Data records

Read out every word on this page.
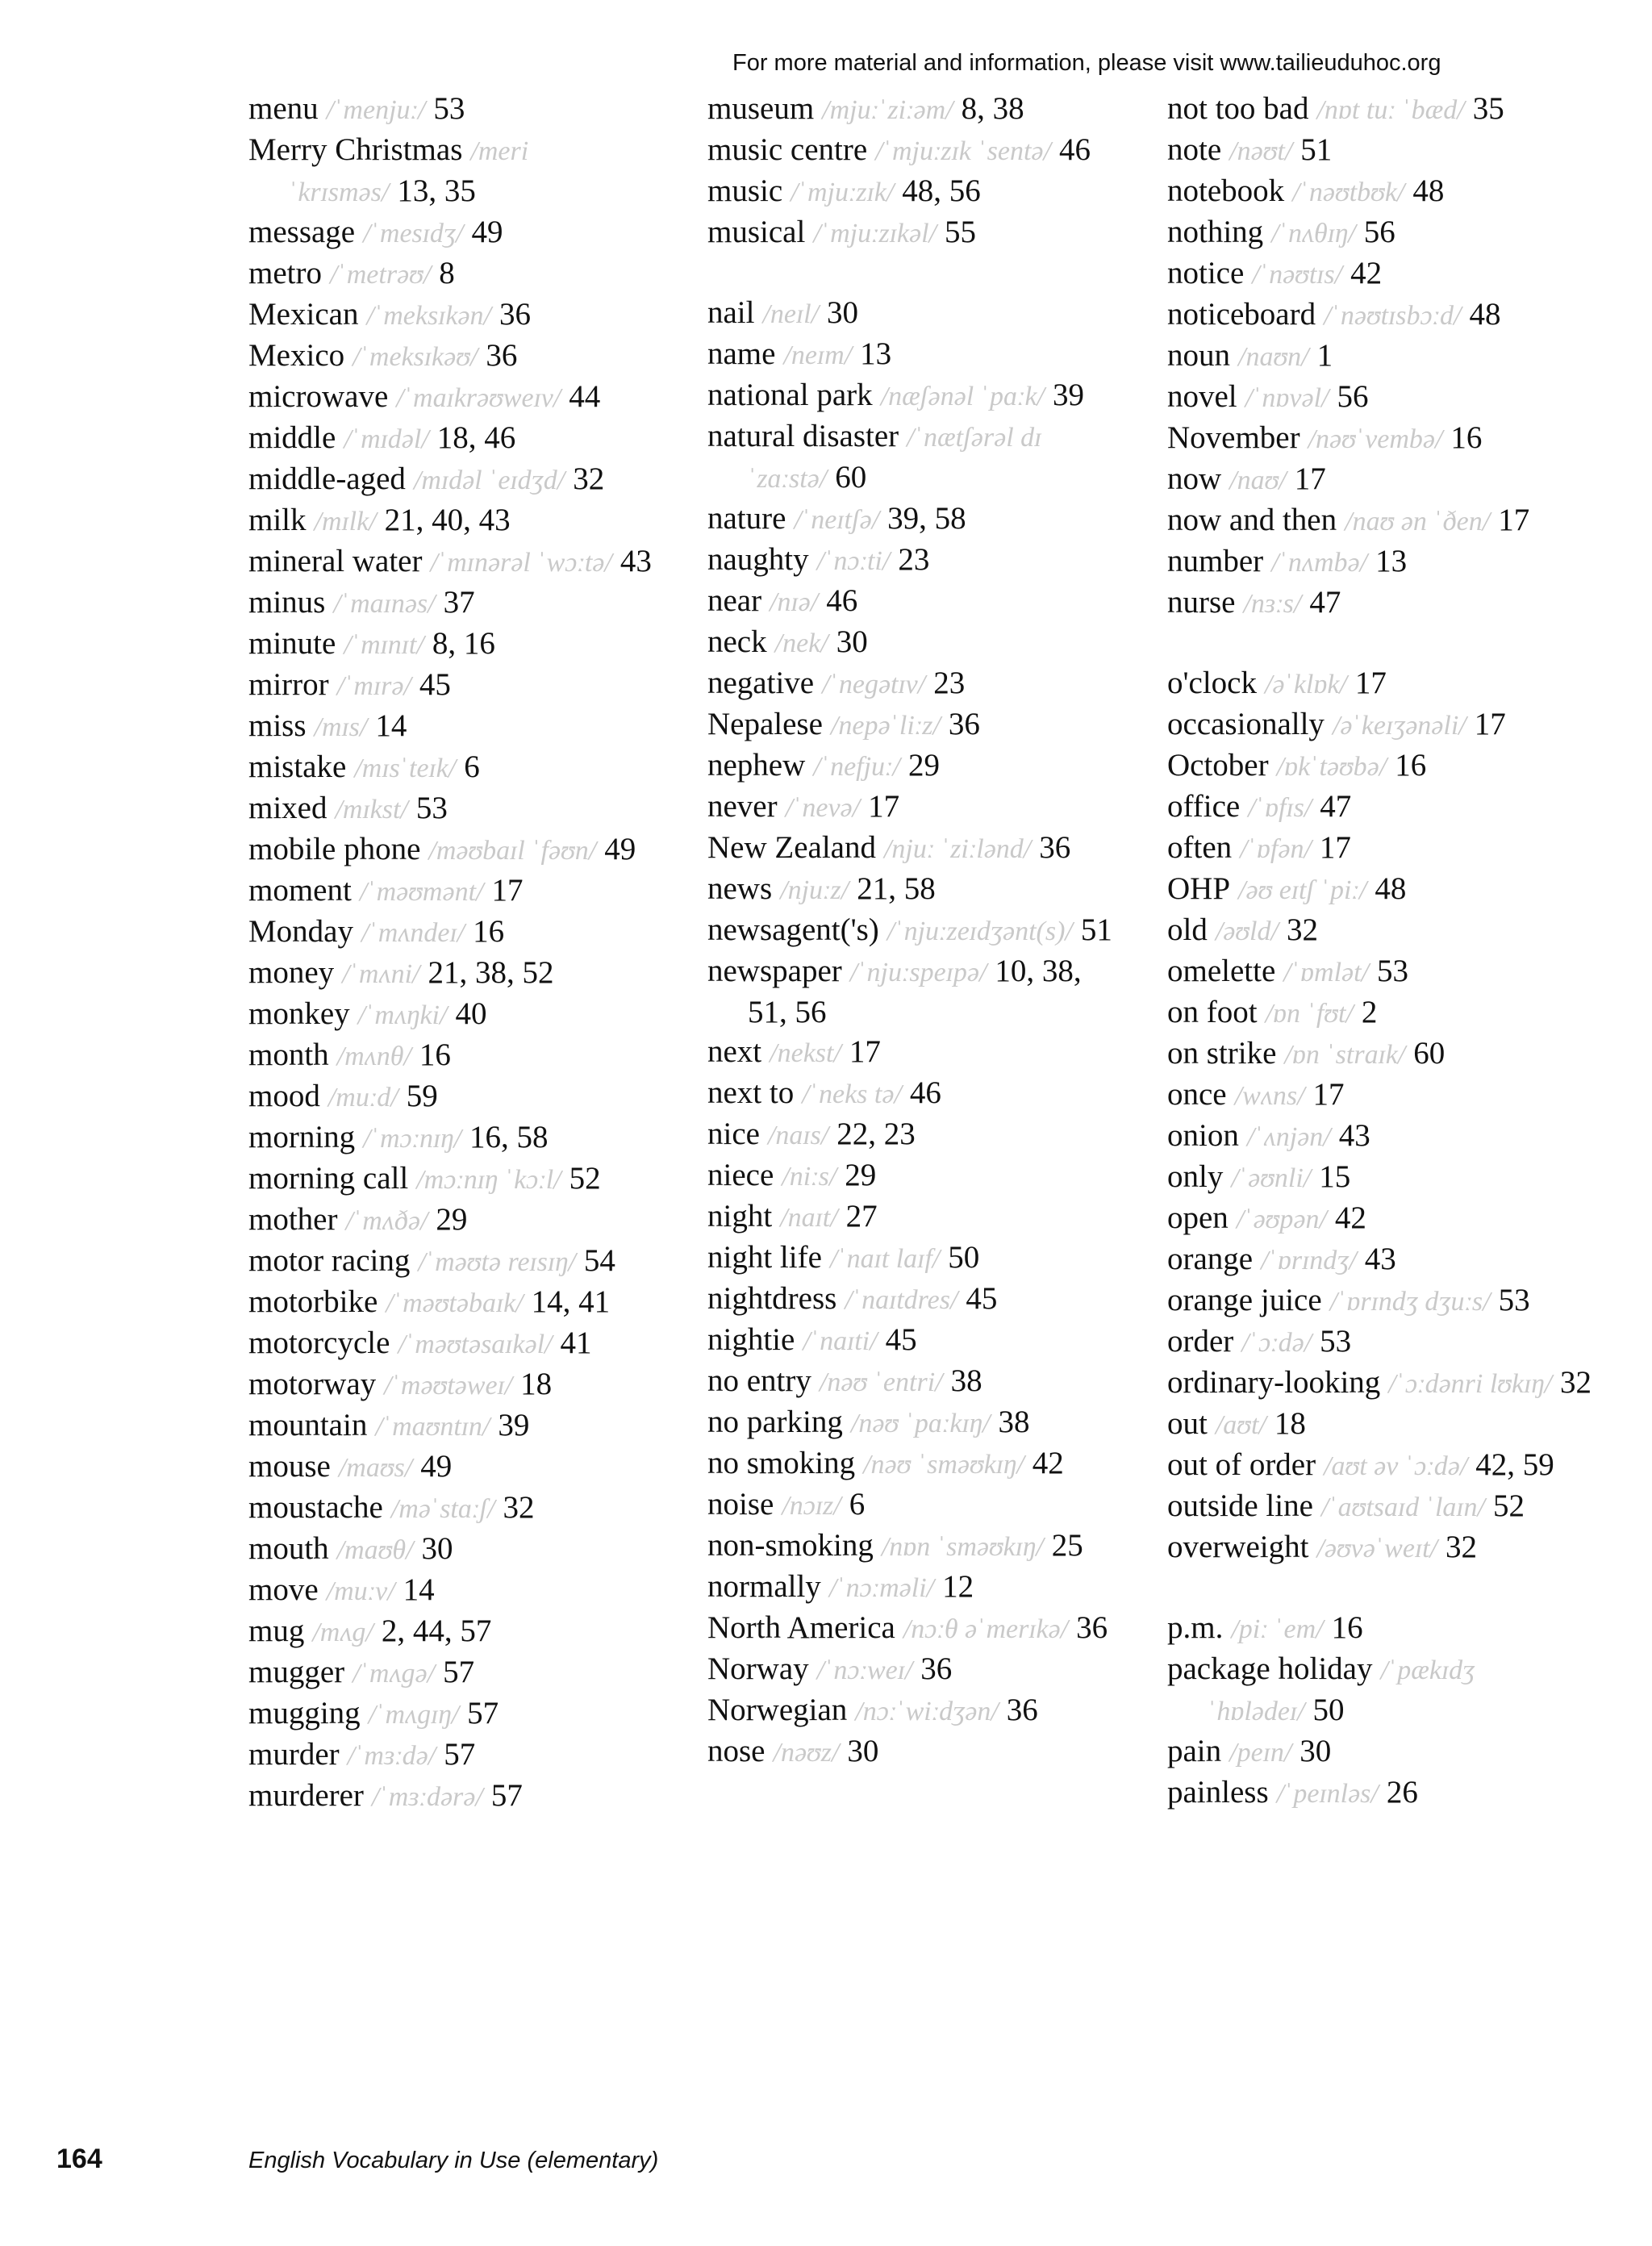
For more material and information, please visit www.tailieuduhoc.org
menu /ˈmenjuː/ 53
Merry Christmas /meri ˈkrɪsməs/ 13, 35
message /ˈmesɪdʒ/ 49
metro /ˈmetrəʊ/ 8
Mexican /ˈmeksɪkən/ 36
Mexico /ˈmeksɪkəʊ/ 36
microwave /ˈmaɪkrəʊweɪv/ 44
middle /ˈmɪdəl/ 18, 46
middle-aged /mɪdəl ˈeɪdʒd/ 32
milk /mɪlk/ 21, 40, 43
mineral water /ˈmɪnərəl ˈwɔːtə/ 43
minus /ˈmaɪnəs/ 37
minute /ˈmɪnɪt/ 8, 16
mirror /ˈmɪrə/ 45
miss /mɪs/ 14
mistake /mɪsˈteɪk/ 6
mixed /mɪkst/ 53
mobile phone /məʊbaɪl ˈfəʊn/ 49
moment /ˈməʊmənt/ 17
Monday /ˈmʌndeɪ/ 16
money /ˈmʌni/ 21, 38, 52
monkey /ˈmʌŋki/ 40
month /mʌnθ/ 16
mood /muːd/ 59
morning /ˈmɔːnɪŋ/ 16, 58
morning call /mɔːnɪŋ ˈkɔːl/ 52
mother /ˈmʌðə/ 29
motor racing /ˈməʊtə reɪsɪŋ/ 54
motorbike /ˈməʊtəbaɪk/ 14, 41
motorcycle /ˈməʊtəsaɪkəl/ 41
motorway /ˈməʊtəweɪ/ 18
mountain /ˈmaʊntɪn/ 39
mouse /maʊs/ 49
moustache /məˈstɑːʃ/ 32
mouth /maʊθ/ 30
move /muːv/ 14
mug /mʌg/ 2, 44, 57
mugger /ˈmʌgə/ 57
mugging /ˈmʌgɪŋ/ 57
murder /ˈmɜːdə/ 57
murderer /ˈmɜːdərə/ 57
museum /mjuːˈziːəm/ 8, 38
music centre /ˈmjuːzɪk ˈsentə/ 46
music /ˈmjuːzɪk/ 48, 56
musical /ˈmjuːzɪkəl/ 55
nail /neɪl/ 30
name /neɪm/ 13
national park /næʃənəl ˈpɑːk/ 39
natural disaster /ˈnætʃərəl dɪˈzɑːstə/ 60
nature /ˈneɪtʃə/ 39, 58
naughty /ˈnɔːti/ 23
near /nɪə/ 46
neck /nek/ 30
negative /ˈnegətɪv/ 23
Nepalese /nepəˈliːz/ 36
nephew /ˈnefjuː/ 29
never /ˈnevə/ 17
New Zealand /njuː ˈziːlənd/ 36
news /njuːz/ 21, 58
newsagent('s) /ˈnjuːzeɪdʒənt(s)/ 51
newspaper /ˈnjuːspeɪpə/ 10, 38, 51, 56
next /nekst/ 17
next to /ˈneks tə/ 46
nice /naɪs/ 22, 23
niece /niːs/ 29
night /naɪt/ 27
night life /ˈnaɪt laɪf/ 50
nightdress /ˈnaɪtdres/ 45
nightie /ˈnaɪti/ 45
no entry /nəʊ ˈentri/ 38
no parking /nəʊ ˈpɑːkɪŋ/ 38
no smoking /nəʊ ˈsməʊkɪŋ/ 42
noise /nɔɪz/ 6
non-smoking /nɒn ˈsməʊkɪŋ/ 25
normally /ˈnɔːməli/ 12
North America /nɔːθ əˈmerɪkə/ 36
Norway /ˈnɔːweɪ/ 36
Norwegian /nɔːˈwiːdʒən/ 36
nose /nəʊz/ 30
not too bad /nɒt tuː ˈbæd/ 35
note /nəʊt/ 51
notebook /ˈnəʊtbʊk/ 48
nothing /ˈnʌθɪŋ/ 56
notice /ˈnəʊtɪs/ 42
noticeboard /ˈnəʊtɪsbɔːd/ 48
noun /naʊn/ 1
novel /ˈnɒvəl/ 56
November /nəʊˈvembə/ 16
now /naʊ/ 17
now and then /naʊ ən ˈðen/ 17
number /ˈnʌmbə/ 13
nurse /nɜːs/ 47
o'clock /əˈklɒk/ 17
occasionally /əˈkeɪʒənəli/ 17
October /ɒkˈtəʊbə/ 16
office /ˈɒfɪs/ 47
often /ˈɒfən/ 17
OHP /əʊ eɪtʃ ˈpiː/ 48
old /əʊld/ 32
omelette /ˈɒmlət/ 53
on foot /ɒn ˈfʊt/ 2
on strike /ɒn ˈstraɪk/ 60
once /wʌns/ 17
onion /ˈʌnjən/ 43
only /ˈəʊnli/ 15
open /ˈəʊpən/ 42
orange /ˈɒrɪndʒ/ 43
orange juice /ˈɒrɪndʒ dʒuːs/ 53
order /ˈɔːdə/ 53
ordinary-looking /ˈɔːdənri lʊkɪŋ/ 32
out /aʊt/ 18
out of order /aʊt əv ˈɔːdə/ 42, 59
outside line /ˈaʊtsaɪd ˈlaɪn/ 52
overweight /əʊvəˈweɪt/ 32
p.m. /piː ˈem/ 16
package holiday /ˈpækɪdʒ ˈhɒlədeɪ/ 50
pain /peɪn/ 30
painless /ˈpeɪnləs/ 26
164	English Vocabulary in Use (elementary)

• _Instructions for the task_
Will you set down the records word for word while leaving out every picture?

• _Response_
Read out every word on this page.
For more material and information, please visit www.tailieuduhoc.org
menu /ˈmenjuː/ 53
Merry Christmas /meri ˈkrɪsməs/ 13, 35
message /ˈmesɪdʒ/ 49
metro /ˈmetrəʊ/ 8
Mexican /ˈmeksɪkən/ 36
Mexico /ˈmeksɪkəʊ/ 36
microwave /ˈmaɪkrəʊweɪv/ 44
middle /ˈmɪdəl/ 18, 46
middle-aged /mɪdəl ˈeɪdʒd/ 32
milk /mɪlk/ 21, 40, 43
mineral water /ˈmɪnərəl ˈwɔːtə/ 43
minus /ˈmaɪnəs/ 37
minute /ˈmɪnɪt/ 8, 16
mirror /ˈmɪrə/ 45
miss /mɪs/ 14
mistake /mɪsˈteɪk/ 6
mixed /mɪkst/ 53
mobile phone /məʊbaɪl ˈfəʊn/ 49
moment /ˈməʊmənt/ 17
Monday /ˈmʌndeɪ/ 16
money /ˈmʌni/ 21, 38, 52
monkey /ˈmʌŋki/ 40
month /mʌnθ/ 16
mood /muːd/ 59
morning /ˈmɔːnɪŋ/ 16, 58
morning call /mɔːnɪŋ ˈkɔːl/ 52
mother /ˈmʌðə/ 29
motor racing /ˈməʊtə reɪsɪŋ/ 54
motorbike /ˈməʊtəbaɪk/ 14, 41
motorcycle /ˈməʊtəsaɪkəl/ 41
motorway /ˈməʊtəweɪ/ 18
mountain /ˈmaʊntɪn/ 39
mouse /maʊs/ 49
moustache /məˈstɑːʃ/ 32
mouth /maʊθ/ 30
move /muːv/ 14
mug /mʌg/ 2, 44, 57
mugger /ˈmʌgə/ 57
mugging /ˈmʌgɪŋ/ 57
murder /ˈmɜːdə/ 57
murderer /ˈmɜːdərə/ 57
museum /mjuːˈziːəm/ 8, 38
music centre /ˈmjuːzɪk ˈsentə/ 46
music /ˈmjuːzɪk/ 48, 56
musical /ˈmjuːzɪkəl/ 55
nail /neɪl/ 30
name /neɪm/ 13
national park /næʃənəl ˈpɑːk/ 39
natural disaster /ˈnætʃərəl dɪˈzɑːstə/ 60
nature /ˈneɪtʃə/ 39, 58
naughty /ˈnɔːti/ 23
near /nɪə/ 46
neck /nek/ 30
negative /ˈnegətɪv/ 23
Nepalese /nepəˈliːz/ 36
nephew /ˈnefjuː/ 29
never /ˈnevə/ 17
New Zealand /njuː ˈziːlənd/ 36
news /njuːz/ 21, 58
newsagent('s) /ˈnjuːzeɪdʒənt(s)/ 51
newspaper /ˈnjuːspeɪpə/ 10, 38, 51, 56
next /nekst/ 17
next to /ˈneks tə/ 46
nice /naɪs/ 22, 23
niece /niːs/ 29
night /naɪt/ 27
night life /ˈnaɪt laɪf/ 50
nightdress /ˈnaɪtdres/ 45
nightie /ˈnaɪti/ 45
no entry /nəʊ ˈentri/ 38
no parking /nəʊ ˈpɑːkɪŋ/ 38
no smoking /nəʊ ˈsməʊkɪŋ/ 42
noise /nɔɪz/ 6
non-smoking /nɒn ˈsməʊkɪŋ/ 25
normally /ˈnɔːməli/ 12
North America /nɔːθ əˈmerɪkə/ 36
Norway /ˈnɔːweɪ/ 36
Norwegian /nɔːˈwiːdʒən/ 36
nose /nəʊz/ 30
not too bad /nɒt tuː ˈbæd/ 35
note /nəʊt/ 51
notebook /ˈnəʊtbʊk/ 48
nothing /ˈnʌθɪŋ/ 56
notice /ˈnəʊtɪs/ 42
noticeboard /ˈnəʊtɪsbɔːd/ 48
noun /naʊn/ 1
novel /ˈnɒvəl/ 56
November /nəʊˈvembə/ 16
now /naʊ/ 17
now and then /naʊ ən ˈðen/ 17
number /ˈnʌmbə/ 13
nurse /nɜːs/ 47
o'clock /əˈklɒk/ 17
occasionally /əˈkeɪʒənəli/ 17
October /ɒkˈtəʊbə/ 16
office /ˈɒfɪs/ 47
often /ˈɒfən/ 17
OHP /əʊ eɪtʃ ˈpiː/ 48
old /əʊld/ 32
omelette /ˈɒmlət/ 53
on foot /ɒn ˈfʊt/ 2
on strike /ɒn ˈstraɪk/ 60
once /wʌns/ 17
onion /ˈʌnjən/ 43
only /ˈəʊnli/ 15
open /ˈəʊpən/ 42
orange /ˈɒrɪndʒ/ 43
orange juice /ˈɒrɪndʒ dʒuːs/ 53
order /ˈɔːdə/ 53
ordinary-looking /ˈɔːdənri lʊkɪŋ/ 32
out /aʊt/ 18
out of order /aʊt əv ˈɔːdə/ 42, 59
outside line /ˈaʊtsaɪd ˈlaɪn/ 52
overweight /əʊvəˈweɪt/ 32
p.m. /piː ˈem/ 16
package holiday /ˈpækɪdʒ ˈhɒlədeɪ/ 50
pain /peɪn/ 30
painless /ˈpeɪnləs/ 26
164	English Vocabulary in Use (elementary)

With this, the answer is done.